Your instructions: Pick out each line containing the string "rules" and copy it.
--- BEGIN ---
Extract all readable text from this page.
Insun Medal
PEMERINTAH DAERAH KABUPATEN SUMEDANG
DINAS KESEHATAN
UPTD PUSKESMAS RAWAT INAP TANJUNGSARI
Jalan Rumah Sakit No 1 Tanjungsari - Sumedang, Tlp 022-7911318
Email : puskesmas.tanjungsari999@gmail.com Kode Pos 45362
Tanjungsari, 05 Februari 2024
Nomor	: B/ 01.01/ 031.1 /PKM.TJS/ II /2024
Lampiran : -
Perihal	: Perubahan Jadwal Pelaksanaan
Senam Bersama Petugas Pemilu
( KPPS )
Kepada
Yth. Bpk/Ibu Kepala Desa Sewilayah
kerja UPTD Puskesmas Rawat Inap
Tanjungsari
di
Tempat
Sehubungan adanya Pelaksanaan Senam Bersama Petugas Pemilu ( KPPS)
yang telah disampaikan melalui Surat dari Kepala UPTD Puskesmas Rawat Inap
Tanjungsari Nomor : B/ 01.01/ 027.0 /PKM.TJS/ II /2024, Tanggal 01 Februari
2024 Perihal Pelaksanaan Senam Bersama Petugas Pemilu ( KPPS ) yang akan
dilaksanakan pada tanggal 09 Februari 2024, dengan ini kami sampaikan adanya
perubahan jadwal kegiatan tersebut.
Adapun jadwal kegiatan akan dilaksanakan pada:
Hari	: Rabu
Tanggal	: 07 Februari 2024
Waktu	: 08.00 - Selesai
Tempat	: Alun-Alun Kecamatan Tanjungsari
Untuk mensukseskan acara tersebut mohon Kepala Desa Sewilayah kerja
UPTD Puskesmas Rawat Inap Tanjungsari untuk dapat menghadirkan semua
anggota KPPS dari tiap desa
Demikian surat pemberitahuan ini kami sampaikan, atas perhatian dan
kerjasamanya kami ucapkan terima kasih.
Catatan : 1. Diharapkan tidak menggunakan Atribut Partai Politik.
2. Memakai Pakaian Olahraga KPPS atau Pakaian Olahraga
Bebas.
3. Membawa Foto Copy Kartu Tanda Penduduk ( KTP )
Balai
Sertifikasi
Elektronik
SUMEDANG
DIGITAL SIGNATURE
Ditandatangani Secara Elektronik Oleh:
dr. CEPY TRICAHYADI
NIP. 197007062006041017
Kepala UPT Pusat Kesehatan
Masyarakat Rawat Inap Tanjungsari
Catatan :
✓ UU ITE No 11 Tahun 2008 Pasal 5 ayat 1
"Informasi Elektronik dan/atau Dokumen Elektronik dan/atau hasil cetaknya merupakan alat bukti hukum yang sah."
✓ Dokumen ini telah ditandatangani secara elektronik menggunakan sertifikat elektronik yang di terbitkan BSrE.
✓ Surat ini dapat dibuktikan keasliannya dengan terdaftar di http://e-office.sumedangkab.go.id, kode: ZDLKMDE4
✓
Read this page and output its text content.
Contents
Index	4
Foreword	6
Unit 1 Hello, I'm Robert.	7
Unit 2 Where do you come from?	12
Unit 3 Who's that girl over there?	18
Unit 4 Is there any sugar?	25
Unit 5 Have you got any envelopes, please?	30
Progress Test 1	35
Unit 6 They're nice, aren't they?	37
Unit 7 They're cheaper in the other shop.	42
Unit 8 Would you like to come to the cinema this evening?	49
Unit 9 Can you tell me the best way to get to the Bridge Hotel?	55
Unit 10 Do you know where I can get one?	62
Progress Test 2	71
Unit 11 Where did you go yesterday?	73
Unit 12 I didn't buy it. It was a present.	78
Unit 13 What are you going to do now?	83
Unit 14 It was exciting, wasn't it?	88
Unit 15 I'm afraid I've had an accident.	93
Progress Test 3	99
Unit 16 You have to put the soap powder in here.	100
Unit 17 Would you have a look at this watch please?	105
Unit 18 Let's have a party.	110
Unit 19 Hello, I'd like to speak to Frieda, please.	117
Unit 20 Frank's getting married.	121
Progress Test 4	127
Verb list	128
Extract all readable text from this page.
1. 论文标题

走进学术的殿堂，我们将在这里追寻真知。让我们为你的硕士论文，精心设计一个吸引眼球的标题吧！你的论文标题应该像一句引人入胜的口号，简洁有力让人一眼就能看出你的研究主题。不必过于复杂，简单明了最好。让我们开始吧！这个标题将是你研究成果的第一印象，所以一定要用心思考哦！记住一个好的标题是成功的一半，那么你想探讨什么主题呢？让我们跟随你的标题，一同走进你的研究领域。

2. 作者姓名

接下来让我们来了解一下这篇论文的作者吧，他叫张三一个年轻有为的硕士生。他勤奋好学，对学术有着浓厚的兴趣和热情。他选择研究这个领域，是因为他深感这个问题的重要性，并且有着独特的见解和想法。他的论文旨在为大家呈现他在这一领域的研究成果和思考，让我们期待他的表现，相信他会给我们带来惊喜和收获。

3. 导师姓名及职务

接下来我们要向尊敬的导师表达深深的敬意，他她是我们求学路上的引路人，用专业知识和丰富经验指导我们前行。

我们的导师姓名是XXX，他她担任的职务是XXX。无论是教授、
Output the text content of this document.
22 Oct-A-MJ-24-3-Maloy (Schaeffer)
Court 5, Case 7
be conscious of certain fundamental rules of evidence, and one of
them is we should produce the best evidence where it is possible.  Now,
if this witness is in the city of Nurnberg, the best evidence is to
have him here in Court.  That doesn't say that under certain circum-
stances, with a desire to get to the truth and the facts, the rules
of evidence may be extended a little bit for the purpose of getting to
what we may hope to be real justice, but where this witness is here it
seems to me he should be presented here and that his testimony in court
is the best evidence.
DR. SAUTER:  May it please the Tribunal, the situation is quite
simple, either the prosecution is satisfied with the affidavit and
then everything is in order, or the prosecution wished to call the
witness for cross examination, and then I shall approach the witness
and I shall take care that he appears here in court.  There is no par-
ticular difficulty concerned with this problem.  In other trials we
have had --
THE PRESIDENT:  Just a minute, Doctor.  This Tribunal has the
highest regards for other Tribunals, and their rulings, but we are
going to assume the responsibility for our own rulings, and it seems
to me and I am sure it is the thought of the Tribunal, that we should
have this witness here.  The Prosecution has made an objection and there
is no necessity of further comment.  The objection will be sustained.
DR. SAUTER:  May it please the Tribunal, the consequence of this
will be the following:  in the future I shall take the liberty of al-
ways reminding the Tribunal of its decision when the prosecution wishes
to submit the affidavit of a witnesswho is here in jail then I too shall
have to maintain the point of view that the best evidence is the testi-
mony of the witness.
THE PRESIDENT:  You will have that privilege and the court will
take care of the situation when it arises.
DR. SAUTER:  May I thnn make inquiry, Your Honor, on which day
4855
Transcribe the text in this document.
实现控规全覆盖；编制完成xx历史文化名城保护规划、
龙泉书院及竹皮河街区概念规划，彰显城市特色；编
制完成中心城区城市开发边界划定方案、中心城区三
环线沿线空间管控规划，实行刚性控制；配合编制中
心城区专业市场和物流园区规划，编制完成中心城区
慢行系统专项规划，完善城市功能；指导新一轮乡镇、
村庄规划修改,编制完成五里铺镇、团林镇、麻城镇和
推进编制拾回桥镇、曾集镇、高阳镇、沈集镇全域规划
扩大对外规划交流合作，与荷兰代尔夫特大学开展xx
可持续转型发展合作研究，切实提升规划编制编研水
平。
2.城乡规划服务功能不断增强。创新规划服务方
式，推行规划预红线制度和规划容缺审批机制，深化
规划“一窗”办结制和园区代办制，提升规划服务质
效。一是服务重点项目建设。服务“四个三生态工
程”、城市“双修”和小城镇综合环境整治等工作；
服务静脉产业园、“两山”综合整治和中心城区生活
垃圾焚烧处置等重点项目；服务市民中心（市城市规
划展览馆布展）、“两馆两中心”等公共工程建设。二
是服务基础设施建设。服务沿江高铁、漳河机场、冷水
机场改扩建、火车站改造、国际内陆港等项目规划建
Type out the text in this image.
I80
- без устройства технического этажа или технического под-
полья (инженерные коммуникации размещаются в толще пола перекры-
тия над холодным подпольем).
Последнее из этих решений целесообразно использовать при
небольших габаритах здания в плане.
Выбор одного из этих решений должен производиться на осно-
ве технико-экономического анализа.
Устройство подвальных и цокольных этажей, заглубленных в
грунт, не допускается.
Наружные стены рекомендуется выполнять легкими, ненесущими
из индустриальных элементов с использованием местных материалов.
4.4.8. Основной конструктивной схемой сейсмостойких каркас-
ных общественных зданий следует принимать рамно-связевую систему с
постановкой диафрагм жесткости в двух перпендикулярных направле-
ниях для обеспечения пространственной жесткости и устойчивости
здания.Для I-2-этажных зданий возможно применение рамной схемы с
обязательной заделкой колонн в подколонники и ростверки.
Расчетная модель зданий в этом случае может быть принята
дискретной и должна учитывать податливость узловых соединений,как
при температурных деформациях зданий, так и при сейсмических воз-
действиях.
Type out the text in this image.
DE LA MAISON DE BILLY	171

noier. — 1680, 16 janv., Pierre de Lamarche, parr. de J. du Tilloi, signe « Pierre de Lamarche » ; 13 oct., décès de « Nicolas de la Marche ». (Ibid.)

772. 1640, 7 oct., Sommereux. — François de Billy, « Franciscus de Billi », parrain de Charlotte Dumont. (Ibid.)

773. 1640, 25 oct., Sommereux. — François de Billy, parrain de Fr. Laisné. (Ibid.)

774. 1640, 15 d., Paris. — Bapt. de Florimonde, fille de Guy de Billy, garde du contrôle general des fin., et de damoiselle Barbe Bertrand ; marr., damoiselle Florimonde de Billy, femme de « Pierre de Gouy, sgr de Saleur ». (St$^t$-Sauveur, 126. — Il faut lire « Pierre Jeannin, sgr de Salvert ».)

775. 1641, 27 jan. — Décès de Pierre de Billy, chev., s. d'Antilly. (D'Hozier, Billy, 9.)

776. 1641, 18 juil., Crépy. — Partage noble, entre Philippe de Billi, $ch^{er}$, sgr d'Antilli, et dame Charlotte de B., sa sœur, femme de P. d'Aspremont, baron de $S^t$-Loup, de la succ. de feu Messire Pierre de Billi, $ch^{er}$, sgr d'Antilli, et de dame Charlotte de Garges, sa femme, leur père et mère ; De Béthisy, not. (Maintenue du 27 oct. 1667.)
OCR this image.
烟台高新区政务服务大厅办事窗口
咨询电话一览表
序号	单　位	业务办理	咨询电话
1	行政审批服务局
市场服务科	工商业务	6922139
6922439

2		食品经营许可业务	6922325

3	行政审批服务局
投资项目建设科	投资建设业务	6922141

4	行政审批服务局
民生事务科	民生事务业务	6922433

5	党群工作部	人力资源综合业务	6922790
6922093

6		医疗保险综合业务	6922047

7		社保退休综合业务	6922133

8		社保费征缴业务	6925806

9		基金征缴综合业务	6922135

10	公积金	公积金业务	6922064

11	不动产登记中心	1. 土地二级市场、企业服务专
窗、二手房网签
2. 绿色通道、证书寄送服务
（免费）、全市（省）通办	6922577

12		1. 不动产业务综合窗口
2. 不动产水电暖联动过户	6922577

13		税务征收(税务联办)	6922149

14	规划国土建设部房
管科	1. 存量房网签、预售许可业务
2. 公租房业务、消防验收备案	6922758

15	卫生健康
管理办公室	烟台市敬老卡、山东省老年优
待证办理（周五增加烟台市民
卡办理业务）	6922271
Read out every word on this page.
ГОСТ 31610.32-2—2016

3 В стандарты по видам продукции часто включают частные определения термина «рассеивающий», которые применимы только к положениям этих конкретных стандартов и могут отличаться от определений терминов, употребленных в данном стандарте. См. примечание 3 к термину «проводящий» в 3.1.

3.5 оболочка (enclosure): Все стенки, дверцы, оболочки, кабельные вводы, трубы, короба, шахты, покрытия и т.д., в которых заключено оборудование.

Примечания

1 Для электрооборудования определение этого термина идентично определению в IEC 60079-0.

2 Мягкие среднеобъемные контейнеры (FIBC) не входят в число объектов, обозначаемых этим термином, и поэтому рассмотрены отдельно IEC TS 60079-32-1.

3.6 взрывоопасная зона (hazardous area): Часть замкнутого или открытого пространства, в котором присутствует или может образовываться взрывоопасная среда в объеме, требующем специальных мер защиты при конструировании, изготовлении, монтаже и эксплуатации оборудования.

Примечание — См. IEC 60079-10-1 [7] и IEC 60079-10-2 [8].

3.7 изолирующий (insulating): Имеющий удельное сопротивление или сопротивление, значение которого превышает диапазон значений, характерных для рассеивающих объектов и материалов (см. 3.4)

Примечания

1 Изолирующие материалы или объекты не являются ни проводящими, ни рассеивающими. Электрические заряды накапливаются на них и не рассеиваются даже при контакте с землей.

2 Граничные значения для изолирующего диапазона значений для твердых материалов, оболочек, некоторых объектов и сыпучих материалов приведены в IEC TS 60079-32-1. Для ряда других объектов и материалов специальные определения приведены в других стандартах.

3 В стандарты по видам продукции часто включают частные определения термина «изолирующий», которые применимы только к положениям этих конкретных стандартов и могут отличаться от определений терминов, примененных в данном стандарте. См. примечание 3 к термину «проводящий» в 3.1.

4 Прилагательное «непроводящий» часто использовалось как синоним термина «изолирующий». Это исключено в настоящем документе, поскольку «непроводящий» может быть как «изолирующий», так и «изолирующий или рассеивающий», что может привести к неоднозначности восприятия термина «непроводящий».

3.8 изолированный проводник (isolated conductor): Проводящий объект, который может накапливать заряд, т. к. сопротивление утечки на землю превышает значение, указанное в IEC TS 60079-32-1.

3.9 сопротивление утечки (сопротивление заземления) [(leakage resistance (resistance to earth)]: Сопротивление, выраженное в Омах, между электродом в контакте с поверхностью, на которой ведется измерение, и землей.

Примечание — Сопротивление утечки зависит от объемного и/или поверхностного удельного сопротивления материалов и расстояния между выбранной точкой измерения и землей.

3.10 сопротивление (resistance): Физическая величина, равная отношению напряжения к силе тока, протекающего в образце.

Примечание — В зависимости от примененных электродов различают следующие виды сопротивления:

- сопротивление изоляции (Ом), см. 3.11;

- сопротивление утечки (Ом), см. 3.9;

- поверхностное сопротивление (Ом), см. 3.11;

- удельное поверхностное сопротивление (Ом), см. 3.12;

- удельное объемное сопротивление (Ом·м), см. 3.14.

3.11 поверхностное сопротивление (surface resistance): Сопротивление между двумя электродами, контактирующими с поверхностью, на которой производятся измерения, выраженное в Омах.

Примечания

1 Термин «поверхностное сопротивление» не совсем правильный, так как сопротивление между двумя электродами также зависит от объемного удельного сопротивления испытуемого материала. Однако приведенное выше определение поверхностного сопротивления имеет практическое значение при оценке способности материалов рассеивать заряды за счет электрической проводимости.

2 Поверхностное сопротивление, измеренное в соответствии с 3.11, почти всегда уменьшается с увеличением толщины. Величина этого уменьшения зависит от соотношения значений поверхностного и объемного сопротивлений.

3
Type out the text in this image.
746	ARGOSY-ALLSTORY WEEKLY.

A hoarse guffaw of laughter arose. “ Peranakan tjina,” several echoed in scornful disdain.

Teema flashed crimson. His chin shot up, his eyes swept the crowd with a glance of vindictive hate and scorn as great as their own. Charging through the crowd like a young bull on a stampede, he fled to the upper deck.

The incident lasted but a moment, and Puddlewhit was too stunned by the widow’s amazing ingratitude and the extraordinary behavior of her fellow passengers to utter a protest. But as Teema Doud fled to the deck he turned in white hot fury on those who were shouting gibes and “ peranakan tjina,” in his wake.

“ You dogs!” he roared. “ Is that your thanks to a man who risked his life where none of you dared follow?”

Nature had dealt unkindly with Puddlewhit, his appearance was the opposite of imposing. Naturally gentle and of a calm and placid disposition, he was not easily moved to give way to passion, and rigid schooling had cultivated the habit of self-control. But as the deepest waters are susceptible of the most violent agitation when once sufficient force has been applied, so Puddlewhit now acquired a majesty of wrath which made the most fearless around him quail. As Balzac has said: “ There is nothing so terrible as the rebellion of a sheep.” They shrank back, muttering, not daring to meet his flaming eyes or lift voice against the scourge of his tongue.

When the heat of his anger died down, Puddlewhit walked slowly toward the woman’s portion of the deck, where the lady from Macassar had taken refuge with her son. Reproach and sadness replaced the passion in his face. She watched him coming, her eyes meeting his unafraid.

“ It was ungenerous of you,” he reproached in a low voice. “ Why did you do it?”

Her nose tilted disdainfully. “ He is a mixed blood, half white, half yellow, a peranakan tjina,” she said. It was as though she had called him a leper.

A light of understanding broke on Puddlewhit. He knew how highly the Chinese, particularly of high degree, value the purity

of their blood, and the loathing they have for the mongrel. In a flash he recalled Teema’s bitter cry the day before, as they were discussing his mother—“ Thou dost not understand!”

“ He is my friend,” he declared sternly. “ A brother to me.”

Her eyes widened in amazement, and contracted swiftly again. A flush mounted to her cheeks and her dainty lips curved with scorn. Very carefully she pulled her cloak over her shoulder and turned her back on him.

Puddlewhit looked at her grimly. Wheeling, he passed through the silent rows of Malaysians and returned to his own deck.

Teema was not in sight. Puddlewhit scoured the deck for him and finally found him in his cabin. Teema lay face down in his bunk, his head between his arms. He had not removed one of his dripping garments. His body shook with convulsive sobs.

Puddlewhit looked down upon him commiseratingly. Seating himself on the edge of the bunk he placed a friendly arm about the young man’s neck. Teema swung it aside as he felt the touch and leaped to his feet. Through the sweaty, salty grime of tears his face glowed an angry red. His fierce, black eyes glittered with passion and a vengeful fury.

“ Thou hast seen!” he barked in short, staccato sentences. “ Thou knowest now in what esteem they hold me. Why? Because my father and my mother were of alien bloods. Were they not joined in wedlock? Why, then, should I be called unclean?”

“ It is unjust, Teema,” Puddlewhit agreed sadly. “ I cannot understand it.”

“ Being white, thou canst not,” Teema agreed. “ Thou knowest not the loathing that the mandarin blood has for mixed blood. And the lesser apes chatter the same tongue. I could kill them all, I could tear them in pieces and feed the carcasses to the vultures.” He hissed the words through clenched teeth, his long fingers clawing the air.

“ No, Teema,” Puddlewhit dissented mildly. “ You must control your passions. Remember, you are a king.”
--- END ---
Completed exercise:
be conscious of certain fundamental rules of evidence, and one of
stances, with a desire to get to the truth and the facts, the rules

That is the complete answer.